### Aim of the exercise
Repeat the records in full and exactly, omitting pictures.

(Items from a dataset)
---+---

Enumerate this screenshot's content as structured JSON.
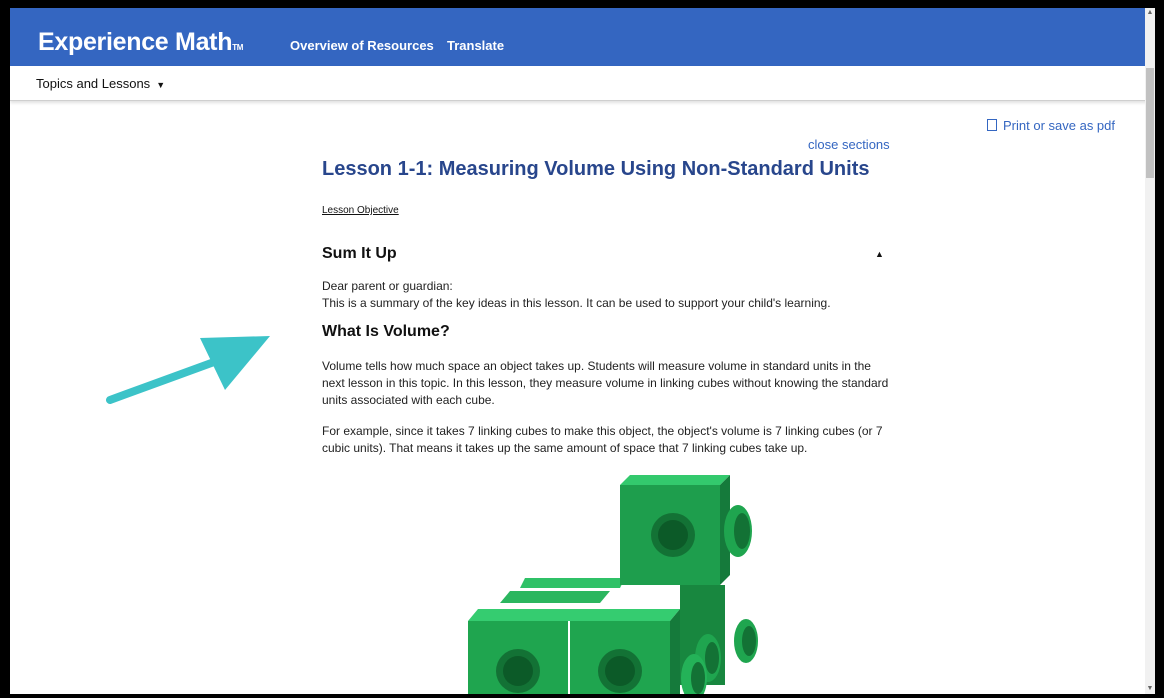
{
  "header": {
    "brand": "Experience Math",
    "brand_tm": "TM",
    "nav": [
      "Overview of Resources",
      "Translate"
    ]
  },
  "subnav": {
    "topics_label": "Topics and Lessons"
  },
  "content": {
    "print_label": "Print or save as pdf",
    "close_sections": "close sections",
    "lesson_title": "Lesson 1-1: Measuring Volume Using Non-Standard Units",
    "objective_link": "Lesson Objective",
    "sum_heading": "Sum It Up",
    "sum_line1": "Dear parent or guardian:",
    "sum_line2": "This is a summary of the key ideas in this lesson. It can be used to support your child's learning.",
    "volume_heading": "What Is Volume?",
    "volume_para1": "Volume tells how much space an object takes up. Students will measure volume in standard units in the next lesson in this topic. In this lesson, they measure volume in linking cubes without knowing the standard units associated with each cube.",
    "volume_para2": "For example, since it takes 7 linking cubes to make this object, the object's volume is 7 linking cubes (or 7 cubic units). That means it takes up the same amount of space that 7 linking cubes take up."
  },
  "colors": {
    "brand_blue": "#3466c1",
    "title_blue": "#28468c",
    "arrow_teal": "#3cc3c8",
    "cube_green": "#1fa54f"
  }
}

---+---

### Response to this task
Enumerate this screenshot's content as structured JSON.
{
  "header": {
    "brand": "Experience Math",
    "brand_tm": "TM",
    "nav": [
      "Overview of Resources",
      "Translate"
    ]
  },
  "subnav": {
    "topics_label": "Topics and Lessons"
  },
  "content": {
    "print_label": "Print or save as pdf",
    "close_sections": "close sections",
    "lesson_title": "Lesson 1-1: Measuring Volume Using Non-Standard Units",
    "objective_link": "Lesson Objective",
    "sum_heading": "Sum It Up",
    "sum_line1": "Dear parent or guardian:",
    "sum_line2": "This is a summary of the key ideas in this lesson. It can be used to support your child's learning.",
    "volume_heading": "What Is Volume?",
    "volume_para1": "Volume tells how much space an object takes up. Students will measure volume in standard units in the next lesson in this topic. In this lesson, they measure volume in linking cubes without knowing the standard units associated with each cube.",
    "volume_para2": "For example, since it takes 7 linking cubes to make this object, the object's volume is 7 linking cubes (or 7 cubic units). That means it takes up the same amount of space that 7 linking cubes take up."
  },
  "colors": {
    "brand_blue": "#3466c1",
    "title_blue": "#28468c",
    "arrow_teal": "#3cc3c8",
    "cube_green": "#1fa54f"
  }
}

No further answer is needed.